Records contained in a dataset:
--
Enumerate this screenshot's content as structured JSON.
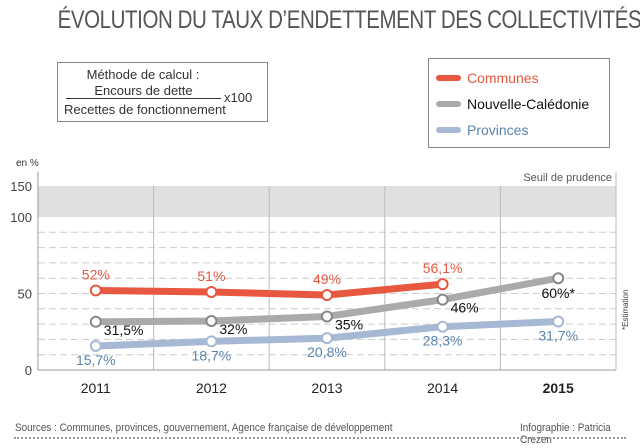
{
  "title": "ÉVOLUTION DU TAUX D’ENDETTEMENT DES COLLECTIVITÉS",
  "formula": {
    "heading": "Méthode de calcul :",
    "numerator": "Encours de dette",
    "denominator": "Recettes de fonctionnement",
    "multiplier": "x100"
  },
  "footer": {
    "sources": "Sources : Communes, provinces, gouvernement, Agence française de développement",
    "credit": "Infographie : Patricia Crezen"
  },
  "chart_data": {
    "type": "line",
    "ylabel": "en %",
    "categories": [
      "2011",
      "2012",
      "2013",
      "2014",
      "2015"
    ],
    "yticks": [
      "0",
      "50",
      "100",
      "150"
    ],
    "ylim": [
      0,
      150
    ],
    "axis_break": "compressed between 100 and 150",
    "band": {
      "from": 100,
      "to": 150,
      "label": "Seuil de prudence",
      "color": "#e0e0e0"
    },
    "note": "*Estimation",
    "grid": "dashed horizontal every 10",
    "legend_position": "top-right",
    "series": [
      {
        "name": "Communes",
        "color": "#e8573f",
        "label_color": "#e8573f",
        "values": [
          52,
          51,
          49,
          56.1,
          null
        ],
        "labels": [
          "52%",
          "51%",
          "49%",
          "56,1%",
          ""
        ]
      },
      {
        "name": "Nouvelle-Calédonie",
        "color": "#aaaaaa",
        "label_color": "#111111",
        "values": [
          31.5,
          32,
          35,
          46,
          60
        ],
        "labels": [
          "31,5%",
          "32%",
          "35%",
          "46%",
          "60%*"
        ]
      },
      {
        "name": "Provinces",
        "color": "#a6b8d4",
        "label_color": "#5a84ae",
        "values": [
          15.7,
          18.7,
          20.8,
          28.3,
          31.7
        ],
        "labels": [
          "15,7%",
          "18,7%",
          "20,8%",
          "28,3%",
          "31,7%"
        ]
      }
    ]
  }
}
--
Goal of the exercise:
Tally every line of the listing that holds the string "Communes", then give the number by itself.

Solved exercise:
2